> **EXERCISE PROMPT**
Gather every line below where "осталось" appears.

> **GIVEN RECORDS**
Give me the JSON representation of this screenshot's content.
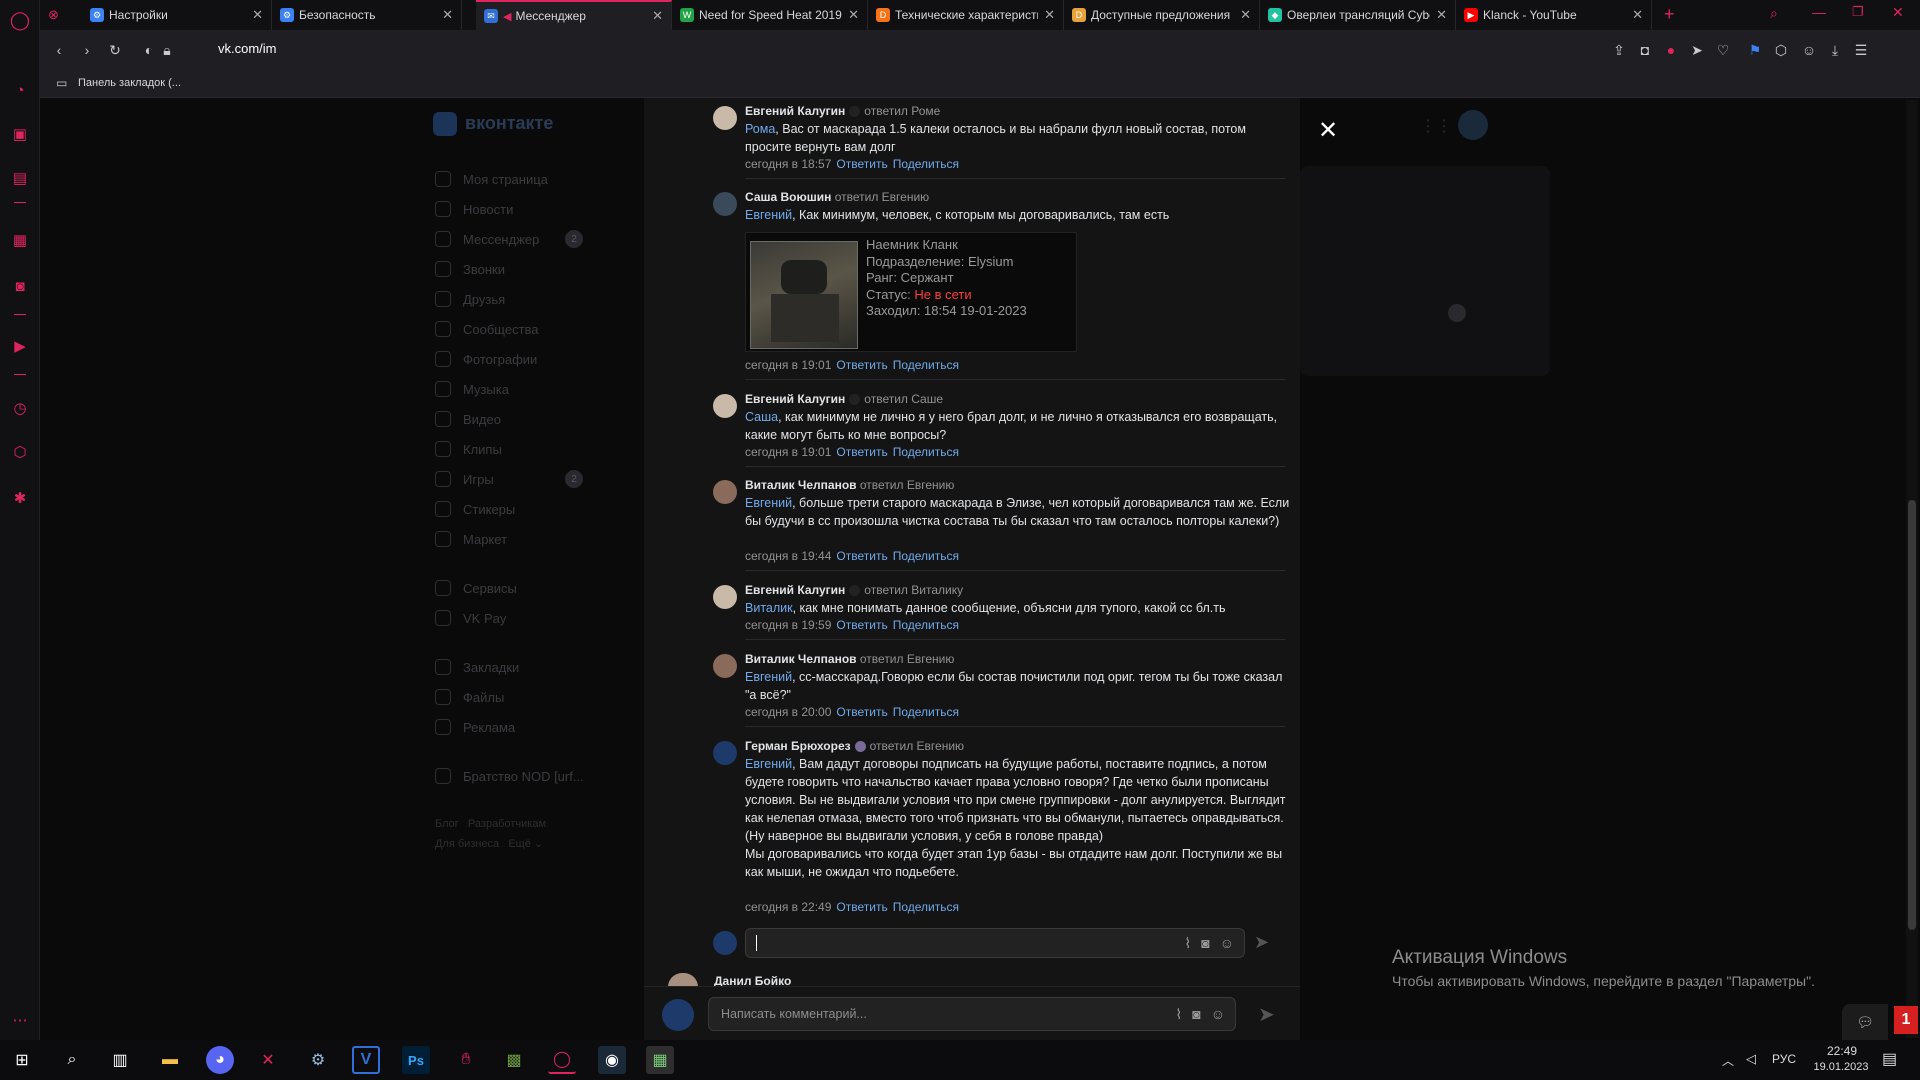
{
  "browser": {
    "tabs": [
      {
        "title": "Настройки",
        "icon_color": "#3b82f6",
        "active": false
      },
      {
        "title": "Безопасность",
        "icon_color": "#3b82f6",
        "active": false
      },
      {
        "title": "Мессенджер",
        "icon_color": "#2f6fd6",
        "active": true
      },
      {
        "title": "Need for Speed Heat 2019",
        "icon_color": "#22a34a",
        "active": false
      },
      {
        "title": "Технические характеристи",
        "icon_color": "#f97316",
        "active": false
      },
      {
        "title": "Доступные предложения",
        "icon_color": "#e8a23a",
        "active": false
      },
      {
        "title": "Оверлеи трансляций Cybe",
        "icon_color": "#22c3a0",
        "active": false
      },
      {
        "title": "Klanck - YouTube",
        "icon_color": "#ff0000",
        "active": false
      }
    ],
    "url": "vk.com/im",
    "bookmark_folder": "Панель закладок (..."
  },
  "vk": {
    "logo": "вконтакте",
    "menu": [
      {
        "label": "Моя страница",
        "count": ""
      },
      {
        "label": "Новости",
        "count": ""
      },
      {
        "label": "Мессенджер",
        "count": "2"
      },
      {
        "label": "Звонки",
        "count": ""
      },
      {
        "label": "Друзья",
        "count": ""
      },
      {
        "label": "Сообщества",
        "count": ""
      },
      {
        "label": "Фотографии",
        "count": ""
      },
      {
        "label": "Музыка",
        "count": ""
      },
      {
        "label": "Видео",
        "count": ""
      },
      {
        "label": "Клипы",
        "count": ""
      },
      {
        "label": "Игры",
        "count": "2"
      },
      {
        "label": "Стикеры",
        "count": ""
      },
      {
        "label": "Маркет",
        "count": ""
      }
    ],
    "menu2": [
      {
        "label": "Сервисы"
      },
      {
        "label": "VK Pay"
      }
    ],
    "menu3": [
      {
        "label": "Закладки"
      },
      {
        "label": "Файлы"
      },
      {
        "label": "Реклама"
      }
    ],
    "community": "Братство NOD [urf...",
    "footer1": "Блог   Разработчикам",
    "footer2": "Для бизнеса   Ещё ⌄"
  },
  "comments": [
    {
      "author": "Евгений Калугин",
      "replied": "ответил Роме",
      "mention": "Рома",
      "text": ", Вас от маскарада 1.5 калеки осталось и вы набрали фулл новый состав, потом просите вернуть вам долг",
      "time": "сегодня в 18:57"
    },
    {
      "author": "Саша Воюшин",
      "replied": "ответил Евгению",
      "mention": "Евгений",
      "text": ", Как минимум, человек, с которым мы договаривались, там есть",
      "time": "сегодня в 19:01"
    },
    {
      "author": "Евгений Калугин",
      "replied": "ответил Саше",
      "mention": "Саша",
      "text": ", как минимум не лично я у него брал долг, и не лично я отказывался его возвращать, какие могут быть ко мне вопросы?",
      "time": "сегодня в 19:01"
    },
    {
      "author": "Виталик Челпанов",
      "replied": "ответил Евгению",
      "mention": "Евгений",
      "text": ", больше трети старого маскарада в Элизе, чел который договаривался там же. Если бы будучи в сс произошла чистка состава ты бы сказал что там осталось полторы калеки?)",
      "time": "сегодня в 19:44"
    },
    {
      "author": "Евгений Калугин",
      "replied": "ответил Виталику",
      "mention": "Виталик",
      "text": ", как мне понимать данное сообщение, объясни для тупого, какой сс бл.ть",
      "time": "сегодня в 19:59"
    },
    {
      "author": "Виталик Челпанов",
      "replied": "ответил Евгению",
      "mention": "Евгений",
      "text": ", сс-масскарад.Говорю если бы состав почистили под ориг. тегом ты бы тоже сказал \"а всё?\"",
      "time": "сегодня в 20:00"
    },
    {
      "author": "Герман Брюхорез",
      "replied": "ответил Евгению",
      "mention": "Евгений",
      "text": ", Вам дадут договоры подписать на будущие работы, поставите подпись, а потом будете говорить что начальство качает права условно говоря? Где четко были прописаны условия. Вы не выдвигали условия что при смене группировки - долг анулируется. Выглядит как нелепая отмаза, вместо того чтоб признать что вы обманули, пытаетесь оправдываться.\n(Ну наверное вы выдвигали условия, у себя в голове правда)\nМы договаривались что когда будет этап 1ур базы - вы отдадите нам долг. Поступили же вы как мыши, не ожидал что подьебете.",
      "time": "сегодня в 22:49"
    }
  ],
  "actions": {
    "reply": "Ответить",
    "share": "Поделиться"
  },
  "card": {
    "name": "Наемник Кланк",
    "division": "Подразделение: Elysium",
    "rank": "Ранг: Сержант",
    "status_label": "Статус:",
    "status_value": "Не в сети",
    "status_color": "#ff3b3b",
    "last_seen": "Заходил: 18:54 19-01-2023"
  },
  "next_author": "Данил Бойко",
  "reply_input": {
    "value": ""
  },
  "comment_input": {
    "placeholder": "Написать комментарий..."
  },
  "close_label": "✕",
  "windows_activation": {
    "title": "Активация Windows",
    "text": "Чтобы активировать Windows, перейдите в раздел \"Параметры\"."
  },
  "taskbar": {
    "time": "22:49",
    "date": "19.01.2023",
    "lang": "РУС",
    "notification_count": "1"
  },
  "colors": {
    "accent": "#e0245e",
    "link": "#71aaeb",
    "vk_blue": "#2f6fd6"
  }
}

* * *

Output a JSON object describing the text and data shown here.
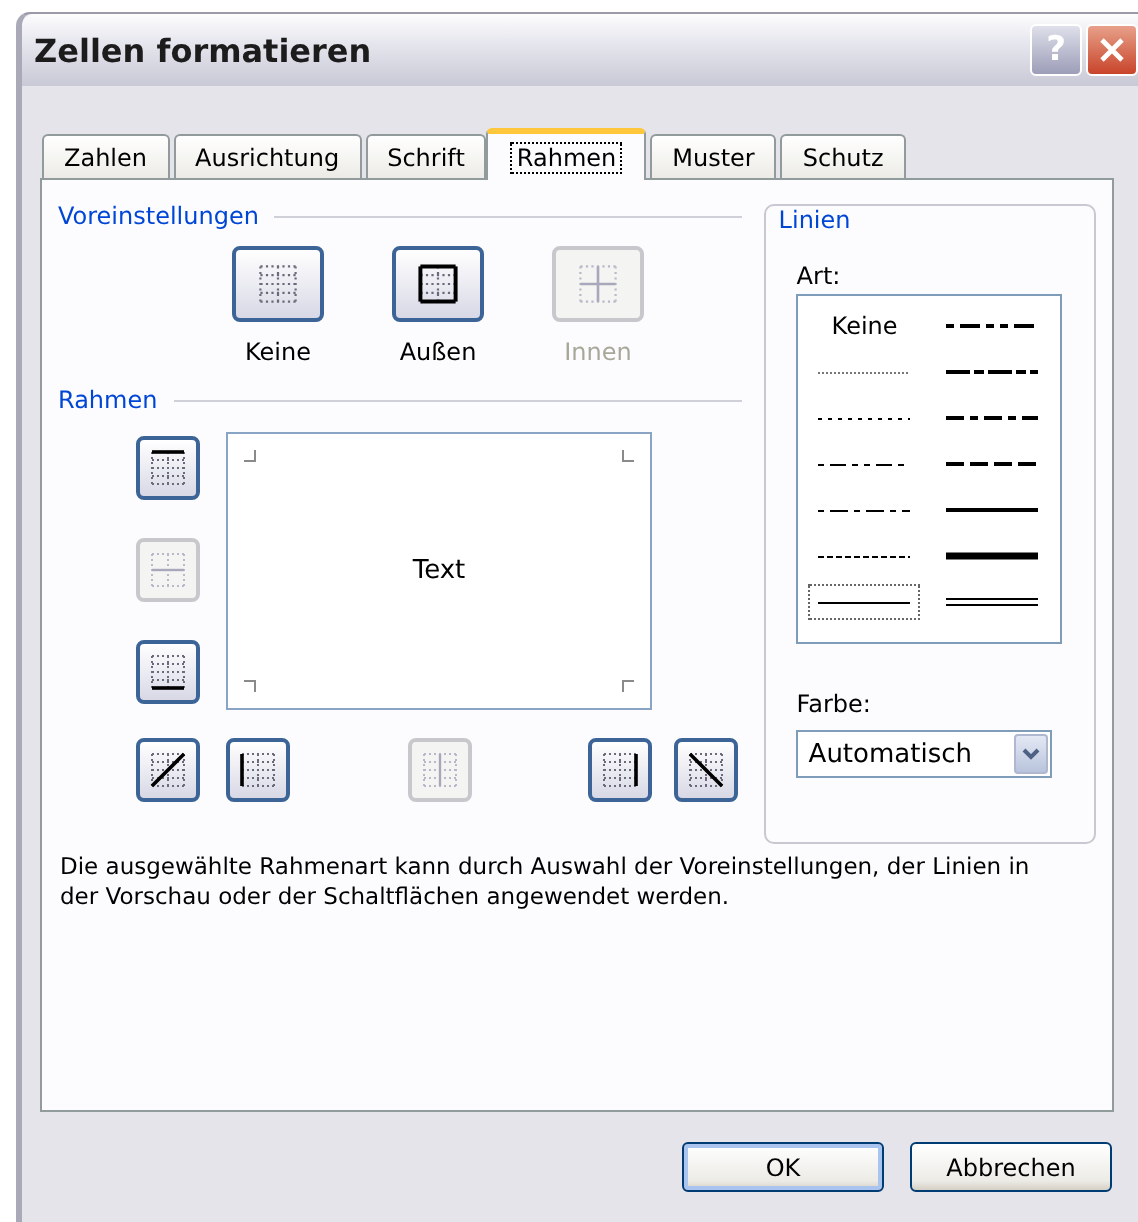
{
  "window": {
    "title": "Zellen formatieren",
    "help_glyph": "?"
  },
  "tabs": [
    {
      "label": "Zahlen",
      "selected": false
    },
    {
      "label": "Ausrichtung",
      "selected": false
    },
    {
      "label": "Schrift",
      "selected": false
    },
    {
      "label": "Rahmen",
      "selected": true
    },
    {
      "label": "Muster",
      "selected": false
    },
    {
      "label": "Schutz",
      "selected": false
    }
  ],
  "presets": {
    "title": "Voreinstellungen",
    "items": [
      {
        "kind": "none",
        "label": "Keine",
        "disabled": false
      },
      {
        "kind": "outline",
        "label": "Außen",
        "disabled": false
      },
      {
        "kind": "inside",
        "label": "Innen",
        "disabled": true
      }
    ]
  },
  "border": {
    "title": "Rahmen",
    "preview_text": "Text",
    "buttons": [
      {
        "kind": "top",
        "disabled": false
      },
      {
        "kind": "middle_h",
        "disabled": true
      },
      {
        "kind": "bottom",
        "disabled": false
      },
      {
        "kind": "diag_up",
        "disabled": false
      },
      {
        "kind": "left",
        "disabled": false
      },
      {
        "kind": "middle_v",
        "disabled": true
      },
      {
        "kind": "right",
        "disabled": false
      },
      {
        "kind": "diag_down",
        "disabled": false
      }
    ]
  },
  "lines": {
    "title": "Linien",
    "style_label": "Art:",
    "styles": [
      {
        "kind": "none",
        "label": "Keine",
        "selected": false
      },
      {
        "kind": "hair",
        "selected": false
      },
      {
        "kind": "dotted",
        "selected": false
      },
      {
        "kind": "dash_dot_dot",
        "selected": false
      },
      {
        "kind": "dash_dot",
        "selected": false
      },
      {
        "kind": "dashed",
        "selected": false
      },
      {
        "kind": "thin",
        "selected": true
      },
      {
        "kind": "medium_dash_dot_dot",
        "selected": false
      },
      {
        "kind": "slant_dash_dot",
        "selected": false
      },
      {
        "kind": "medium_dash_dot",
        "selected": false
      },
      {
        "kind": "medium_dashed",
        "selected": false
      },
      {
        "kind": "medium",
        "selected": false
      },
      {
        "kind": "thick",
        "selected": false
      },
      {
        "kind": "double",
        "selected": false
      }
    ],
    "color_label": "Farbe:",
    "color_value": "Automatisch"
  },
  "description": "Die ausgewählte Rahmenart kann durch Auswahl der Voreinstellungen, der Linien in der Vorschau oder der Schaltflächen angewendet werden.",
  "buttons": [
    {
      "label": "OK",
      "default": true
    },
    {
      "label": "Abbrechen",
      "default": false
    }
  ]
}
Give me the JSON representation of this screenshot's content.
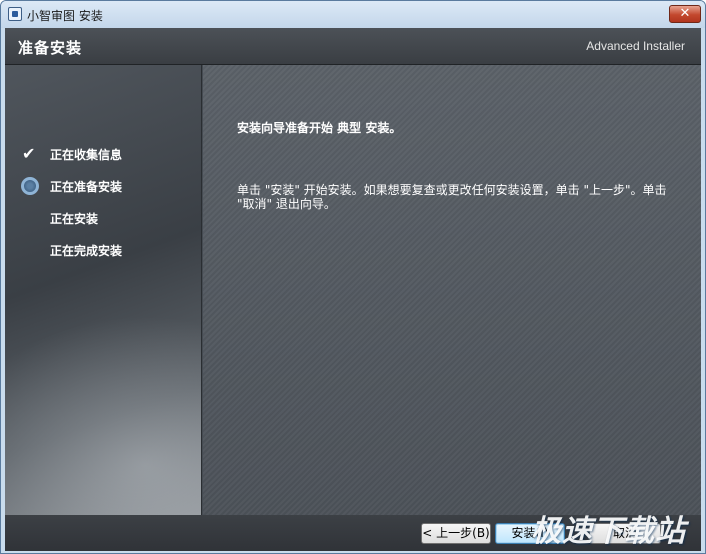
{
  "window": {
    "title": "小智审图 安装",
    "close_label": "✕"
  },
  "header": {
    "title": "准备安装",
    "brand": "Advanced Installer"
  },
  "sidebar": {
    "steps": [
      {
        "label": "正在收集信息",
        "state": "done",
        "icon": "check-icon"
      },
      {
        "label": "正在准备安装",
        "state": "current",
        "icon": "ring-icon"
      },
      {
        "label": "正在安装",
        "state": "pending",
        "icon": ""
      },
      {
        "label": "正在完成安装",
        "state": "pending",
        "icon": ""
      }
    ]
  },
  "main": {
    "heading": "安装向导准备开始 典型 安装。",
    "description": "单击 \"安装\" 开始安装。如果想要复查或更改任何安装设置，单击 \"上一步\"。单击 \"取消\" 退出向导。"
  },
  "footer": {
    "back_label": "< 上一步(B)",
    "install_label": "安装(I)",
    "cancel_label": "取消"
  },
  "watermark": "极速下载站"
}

> **OUTPUT FOR THIS TASK**
      "text": ", Вас от маскарада 1.5 калеки осталось и вы набрали фулл новый состав, потом просите вернуть вам долг",
      "text": ", больше трети старого маскарада в Элизе, чел который договаривался там же. Если бы будучи в сс произошла чистка состава ты бы сказал что там осталось полторы калеки?)",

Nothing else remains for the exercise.